_Dataset records_:

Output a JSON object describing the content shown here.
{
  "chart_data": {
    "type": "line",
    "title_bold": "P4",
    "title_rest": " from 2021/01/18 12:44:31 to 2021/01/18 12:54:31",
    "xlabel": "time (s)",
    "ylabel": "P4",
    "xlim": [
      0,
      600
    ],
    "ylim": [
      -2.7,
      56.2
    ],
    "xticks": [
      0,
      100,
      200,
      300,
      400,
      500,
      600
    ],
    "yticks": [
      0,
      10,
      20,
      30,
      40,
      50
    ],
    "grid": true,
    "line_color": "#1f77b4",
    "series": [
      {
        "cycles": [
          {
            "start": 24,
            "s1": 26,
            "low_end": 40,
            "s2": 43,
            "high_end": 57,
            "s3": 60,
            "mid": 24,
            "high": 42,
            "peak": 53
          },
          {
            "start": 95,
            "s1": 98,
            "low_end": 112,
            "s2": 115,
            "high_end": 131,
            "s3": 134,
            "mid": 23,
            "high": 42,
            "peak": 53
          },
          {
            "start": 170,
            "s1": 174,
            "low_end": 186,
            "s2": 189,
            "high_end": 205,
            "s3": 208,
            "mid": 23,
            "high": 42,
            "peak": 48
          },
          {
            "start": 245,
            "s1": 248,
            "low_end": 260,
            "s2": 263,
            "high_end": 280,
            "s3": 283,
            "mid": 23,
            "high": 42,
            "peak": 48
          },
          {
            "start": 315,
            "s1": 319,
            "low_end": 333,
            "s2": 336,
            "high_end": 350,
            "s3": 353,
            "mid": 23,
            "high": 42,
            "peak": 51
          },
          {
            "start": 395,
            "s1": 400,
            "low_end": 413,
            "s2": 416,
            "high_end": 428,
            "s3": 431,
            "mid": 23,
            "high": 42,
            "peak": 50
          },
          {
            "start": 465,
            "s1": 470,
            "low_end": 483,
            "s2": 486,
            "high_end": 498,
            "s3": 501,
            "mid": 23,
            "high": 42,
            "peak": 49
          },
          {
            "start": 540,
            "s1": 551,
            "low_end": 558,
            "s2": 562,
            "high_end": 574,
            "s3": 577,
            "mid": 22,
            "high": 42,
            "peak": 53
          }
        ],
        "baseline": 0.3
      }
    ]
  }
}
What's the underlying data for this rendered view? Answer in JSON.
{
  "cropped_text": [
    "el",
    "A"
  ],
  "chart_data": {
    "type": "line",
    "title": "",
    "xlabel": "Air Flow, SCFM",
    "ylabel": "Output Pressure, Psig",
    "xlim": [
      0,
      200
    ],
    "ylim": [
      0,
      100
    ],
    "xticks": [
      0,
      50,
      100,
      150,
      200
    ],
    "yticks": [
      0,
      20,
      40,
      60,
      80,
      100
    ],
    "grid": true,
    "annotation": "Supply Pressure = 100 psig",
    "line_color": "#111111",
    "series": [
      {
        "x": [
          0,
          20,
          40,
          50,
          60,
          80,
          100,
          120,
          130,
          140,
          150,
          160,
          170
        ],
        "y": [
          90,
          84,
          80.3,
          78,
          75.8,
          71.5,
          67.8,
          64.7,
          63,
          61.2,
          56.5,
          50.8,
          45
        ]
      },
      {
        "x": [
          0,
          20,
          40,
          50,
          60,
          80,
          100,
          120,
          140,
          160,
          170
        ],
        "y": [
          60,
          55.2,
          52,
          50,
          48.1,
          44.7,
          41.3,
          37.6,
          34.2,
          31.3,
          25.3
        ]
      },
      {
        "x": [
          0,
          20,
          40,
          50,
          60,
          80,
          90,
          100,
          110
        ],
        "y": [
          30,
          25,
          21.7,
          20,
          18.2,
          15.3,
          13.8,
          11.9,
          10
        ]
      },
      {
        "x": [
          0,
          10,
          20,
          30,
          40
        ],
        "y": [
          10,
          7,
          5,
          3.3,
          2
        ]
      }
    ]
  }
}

_Exercise instructions_:
Of the lines in the data, how many contain the word "Pressure"? Provide the number and nothing further.

_Result_:
2